>> start MATERIAL PROVIDED

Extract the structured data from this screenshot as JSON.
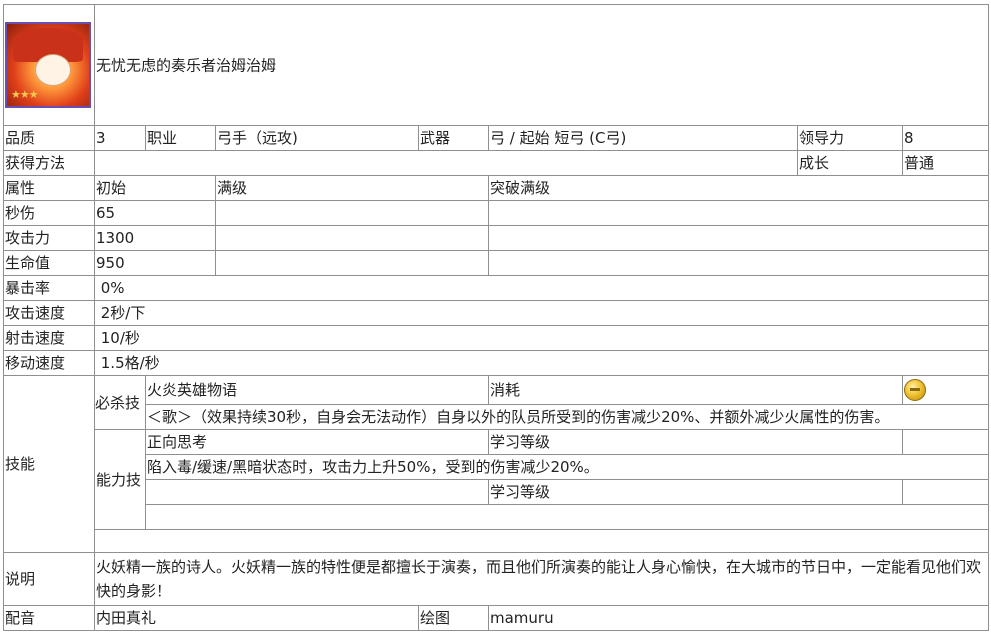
{
  "header": {
    "name": "无忧无虑的奏乐者治姆治姆",
    "stars": "★★★"
  },
  "row_quality": {
    "quality_label": "品质",
    "quality_value": "3",
    "class_label": "职业",
    "class_value": "弓手（远攻)",
    "weapon_label": "武器",
    "weapon_value": "弓 / 起始 短弓 (C弓)",
    "leadership_label": "领导力",
    "leadership_value": "8"
  },
  "row_obtain": {
    "obtain_label": "获得方法",
    "obtain_value": "",
    "growth_label": "成长",
    "growth_value": "普通"
  },
  "stats_header": {
    "attr_label": "属性",
    "initial_label": "初始",
    "max_label": "满级",
    "break_label": "突破满级"
  },
  "stats": [
    {
      "label": "秒伤",
      "initial": "65",
      "max": "",
      "break": ""
    },
    {
      "label": "攻击力",
      "initial": "1300",
      "max": "",
      "break": ""
    },
    {
      "label": "生命值",
      "initial": "950",
      "max": "",
      "break": ""
    }
  ],
  "simple_stats": [
    {
      "label": "暴击率",
      "value": " 0%"
    },
    {
      "label": "攻击速度",
      "value": " 2秒/下"
    },
    {
      "label": "射击速度",
      "value": " 10/秒"
    },
    {
      "label": "移动速度",
      "value": " 1.5格/秒"
    }
  ],
  "skills": {
    "section_label": "技能",
    "ultimate": {
      "label": "必杀技",
      "name": "火炎英雄物语",
      "cost_label": "消耗",
      "description": "＜歌＞（效果持续30秒，自身会无法动作）自身以外的队员所受到的伤害减少20%、并额外减少火属性的伤害。"
    },
    "ability": {
      "label": "能力技",
      "name": "正向思考",
      "learn_label": "学习等级",
      "description": "陷入毒/缓速/黑暗状态时，攻击力上升50%，受到的伤害减少20%。",
      "learn_label_2": "学习等级"
    }
  },
  "description": {
    "label": "说明",
    "text": " 火妖精一族的诗人。火妖精一族的特性便是都擅长于演奏，而且他们所演奏的能让人身心愉快，在大城市的节日中，一定能看见他们欢快的身影！"
  },
  "footer": {
    "voice_label": "配音",
    "voice_value": "内田真礼",
    "art_label": "绘图",
    "art_value": "mamuru"
  }
}
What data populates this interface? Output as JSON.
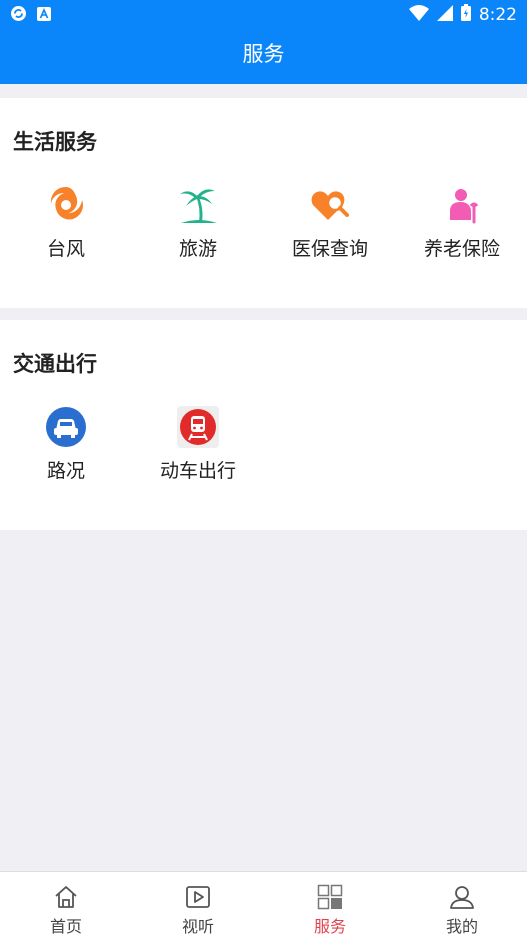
{
  "status_bar": {
    "time": "8:22",
    "icons": [
      "sync-icon",
      "a-icon",
      "wifi-icon",
      "signal-icon",
      "battery-icon"
    ]
  },
  "header": {
    "title": "服务"
  },
  "sections": [
    {
      "title": "生活服务",
      "items": [
        {
          "label": "台风",
          "icon": "typhoon-icon",
          "color": "#f7822a"
        },
        {
          "label": "旅游",
          "icon": "palm-tree-icon",
          "color": "#22b38c"
        },
        {
          "label": "医保查询",
          "icon": "medical-insurance-icon",
          "color": "#f7822a"
        },
        {
          "label": "养老保险",
          "icon": "elderly-icon",
          "color": "#f25cb4"
        }
      ]
    },
    {
      "title": "交通出行",
      "items": [
        {
          "label": "路况",
          "icon": "car-icon",
          "color": "#2a6fd0"
        },
        {
          "label": "动车出行",
          "icon": "train-icon",
          "color": "#e12b2b"
        }
      ]
    }
  ],
  "tabbar": {
    "items": [
      {
        "label": "首页",
        "icon": "home-icon"
      },
      {
        "label": "视听",
        "icon": "play-icon"
      },
      {
        "label": "服务",
        "icon": "grid-icon",
        "active": true
      },
      {
        "label": "我的",
        "icon": "user-icon"
      }
    ],
    "active_color": "#e0454f"
  },
  "colors": {
    "header_bg": "#0a86fa",
    "page_bg": "#efeff4"
  }
}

>> end MATERIAL PROVIDED

> AIM OF THE TASK
Print the records word for word and exclude any picture they hold.

> TASK RESULT
Extract the structured data from this screenshot as JSON.
{
  "header": {
    "name": "无忧无虑的奏乐者治姆治姆",
    "stars": "★★★"
  },
  "row_quality": {
    "quality_label": "品质",
    "quality_value": "3",
    "class_label": "职业",
    "class_value": "弓手（远攻)",
    "weapon_label": "武器",
    "weapon_value": "弓 / 起始 短弓 (C弓)",
    "leadership_label": "领导力",
    "leadership_value": "8"
  },
  "row_obtain": {
    "obtain_label": "获得方法",
    "obtain_value": "",
    "growth_label": "成长",
    "growth_value": "普通"
  },
  "stats_header": {
    "attr_label": "属性",
    "initial_label": "初始",
    "max_label": "满级",
    "break_label": "突破满级"
  },
  "stats": [
    {
      "label": "秒伤",
      "initial": "65",
      "max": "",
      "break": ""
    },
    {
      "label": "攻击力",
      "initial": "1300",
      "max": "",
      "break": ""
    },
    {
      "label": "生命值",
      "initial": "950",
      "max": "",
      "break": ""
    }
  ],
  "simple_stats": [
    {
      "label": "暴击率",
      "value": " 0%"
    },
    {
      "label": "攻击速度",
      "value": " 2秒/下"
    },
    {
      "label": "射击速度",
      "value": " 10/秒"
    },
    {
      "label": "移动速度",
      "value": " 1.5格/秒"
    }
  ],
  "skills": {
    "section_label": "技能",
    "ultimate": {
      "label": "必杀技",
      "name": "火炎英雄物语",
      "cost_label": "消耗",
      "description": "＜歌＞（效果持续30秒，自身会无法动作）自身以外的队员所受到的伤害减少20%、并额外减少火属性的伤害。"
    },
    "ability": {
      "label": "能力技",
      "name": "正向思考",
      "learn_label": "学习等级",
      "description": "陷入毒/缓速/黑暗状态时，攻击力上升50%，受到的伤害减少20%。",
      "learn_label_2": "学习等级"
    }
  },
  "description": {
    "label": "说明",
    "text": " 火妖精一族的诗人。火妖精一族的特性便是都擅长于演奏，而且他们所演奏的能让人身心愉快，在大城市的节日中，一定能看见他们欢快的身影！"
  },
  "footer": {
    "voice_label": "配音",
    "voice_value": "内田真礼",
    "art_label": "绘图",
    "art_value": "mamuru"
  }
}
What data populates this interface? Output as JSON.
{
  "status_bar": {
    "time": "8:22",
    "icons": [
      "sync-icon",
      "a-icon",
      "wifi-icon",
      "signal-icon",
      "battery-icon"
    ]
  },
  "header": {
    "title": "服务"
  },
  "sections": [
    {
      "title": "生活服务",
      "items": [
        {
          "label": "台风",
          "icon": "typhoon-icon",
          "color": "#f7822a"
        },
        {
          "label": "旅游",
          "icon": "palm-tree-icon",
          "color": "#22b38c"
        },
        {
          "label": "医保查询",
          "icon": "medical-insurance-icon",
          "color": "#f7822a"
        },
        {
          "label": "养老保险",
          "icon": "elderly-icon",
          "color": "#f25cb4"
        }
      ]
    },
    {
      "title": "交通出行",
      "items": [
        {
          "label": "路况",
          "icon": "car-icon",
          "color": "#2a6fd0"
        },
        {
          "label": "动车出行",
          "icon": "train-icon",
          "color": "#e12b2b"
        }
      ]
    }
  ],
  "tabbar": {
    "items": [
      {
        "label": "首页",
        "icon": "home-icon"
      },
      {
        "label": "视听",
        "icon": "play-icon"
      },
      {
        "label": "服务",
        "icon": "grid-icon",
        "active": true
      },
      {
        "label": "我的",
        "icon": "user-icon"
      }
    ],
    "active_color": "#e0454f"
  },
  "colors": {
    "header_bg": "#0a86fa",
    "page_bg": "#efeff4"
  }
}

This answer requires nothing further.